_TASK GOAL_
Reproduce the listing below verbatim.

_RECORD LIST_
╭──

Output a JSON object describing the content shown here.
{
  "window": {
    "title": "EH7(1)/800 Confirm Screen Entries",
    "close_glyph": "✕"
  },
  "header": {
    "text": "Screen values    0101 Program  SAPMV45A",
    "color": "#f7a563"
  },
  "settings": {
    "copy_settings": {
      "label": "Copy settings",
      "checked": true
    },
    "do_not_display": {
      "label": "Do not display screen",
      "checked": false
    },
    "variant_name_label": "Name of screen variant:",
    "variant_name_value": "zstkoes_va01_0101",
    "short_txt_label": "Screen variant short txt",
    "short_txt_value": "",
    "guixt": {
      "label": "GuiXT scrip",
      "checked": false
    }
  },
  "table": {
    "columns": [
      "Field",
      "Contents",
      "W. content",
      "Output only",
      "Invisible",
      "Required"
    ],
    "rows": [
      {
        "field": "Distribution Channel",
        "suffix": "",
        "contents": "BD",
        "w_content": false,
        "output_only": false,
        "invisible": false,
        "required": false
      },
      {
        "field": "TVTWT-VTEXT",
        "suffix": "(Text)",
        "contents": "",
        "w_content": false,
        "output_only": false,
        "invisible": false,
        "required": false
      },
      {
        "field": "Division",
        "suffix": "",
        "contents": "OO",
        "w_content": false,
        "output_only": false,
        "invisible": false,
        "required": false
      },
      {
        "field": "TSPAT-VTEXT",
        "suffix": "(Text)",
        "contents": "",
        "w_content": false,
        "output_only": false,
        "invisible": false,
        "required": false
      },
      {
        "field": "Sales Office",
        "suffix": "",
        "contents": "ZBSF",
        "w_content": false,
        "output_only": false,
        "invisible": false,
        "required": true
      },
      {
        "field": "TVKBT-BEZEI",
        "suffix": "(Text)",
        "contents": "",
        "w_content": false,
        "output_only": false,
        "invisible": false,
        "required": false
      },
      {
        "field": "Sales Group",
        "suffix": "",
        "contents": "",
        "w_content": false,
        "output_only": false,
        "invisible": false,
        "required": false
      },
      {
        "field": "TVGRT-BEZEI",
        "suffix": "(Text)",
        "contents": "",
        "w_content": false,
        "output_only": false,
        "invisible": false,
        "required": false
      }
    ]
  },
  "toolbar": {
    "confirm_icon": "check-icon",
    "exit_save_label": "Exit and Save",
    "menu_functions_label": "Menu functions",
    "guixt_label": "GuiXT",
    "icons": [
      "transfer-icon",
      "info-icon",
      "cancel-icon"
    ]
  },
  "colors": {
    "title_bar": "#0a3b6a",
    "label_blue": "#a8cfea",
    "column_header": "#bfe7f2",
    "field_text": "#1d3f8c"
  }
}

╰──

_COMPLETED EXERCISE_
Output a JSON object describing the content shown here.
{
  "window": {
    "title": "EH7(1)/800 Confirm Screen Entries",
    "close_glyph": "✕"
  },
  "header": {
    "text": "Screen values    0101 Program  SAPMV45A",
    "color": "#f7a563"
  },
  "settings": {
    "copy_settings": {
      "label": "Copy settings",
      "checked": true
    },
    "do_not_display": {
      "label": "Do not display screen",
      "checked": false
    },
    "variant_name_label": "Name of screen variant:",
    "variant_name_value": "zstkoes_va01_0101",
    "short_txt_label": "Screen variant short txt",
    "short_txt_value": "",
    "guixt": {
      "label": "GuiXT scrip",
      "checked": false
    }
  },
  "table": {
    "columns": [
      "Field",
      "Contents",
      "W. content",
      "Output only",
      "Invisible",
      "Required"
    ],
    "rows": [
      {
        "field": "Distribution Channel",
        "suffix": "",
        "contents": "BD",
        "w_content": false,
        "output_only": false,
        "invisible": false,
        "required": false
      },
      {
        "field": "TVTWT-VTEXT",
        "suffix": "(Text)",
        "contents": "",
        "w_content": false,
        "output_only": false,
        "invisible": false,
        "required": false
      },
      {
        "field": "Division",
        "suffix": "",
        "contents": "OO",
        "w_content": false,
        "output_only": false,
        "invisible": false,
        "required": false
      },
      {
        "field": "TSPAT-VTEXT",
        "suffix": "(Text)",
        "contents": "",
        "w_content": false,
        "output_only": false,
        "invisible": false,
        "required": false
      },
      {
        "field": "Sales Office",
        "suffix": "",
        "contents": "ZBSF",
        "w_content": false,
        "output_only": false,
        "invisible": false,
        "required": true
      },
      {
        "field": "TVKBT-BEZEI",
        "suffix": "(Text)",
        "contents": "",
        "w_content": false,
        "output_only": false,
        "invisible": false,
        "required": false
      },
      {
        "field": "Sales Group",
        "suffix": "",
        "contents": "",
        "w_content": false,
        "output_only": false,
        "invisible": false,
        "required": false
      },
      {
        "field": "TVGRT-BEZEI",
        "suffix": "(Text)",
        "contents": "",
        "w_content": false,
        "output_only": false,
        "invisible": false,
        "required": false
      }
    ]
  },
  "toolbar": {
    "confirm_icon": "check-icon",
    "exit_save_label": "Exit and Save",
    "menu_functions_label": "Menu functions",
    "guixt_label": "GuiXT",
    "icons": [
      "transfer-icon",
      "info-icon",
      "cancel-icon"
    ]
  },
  "colors": {
    "title_bar": "#0a3b6a",
    "label_blue": "#a8cfea",
    "column_header": "#bfe7f2",
    "field_text": "#1d3f8c"
  }
}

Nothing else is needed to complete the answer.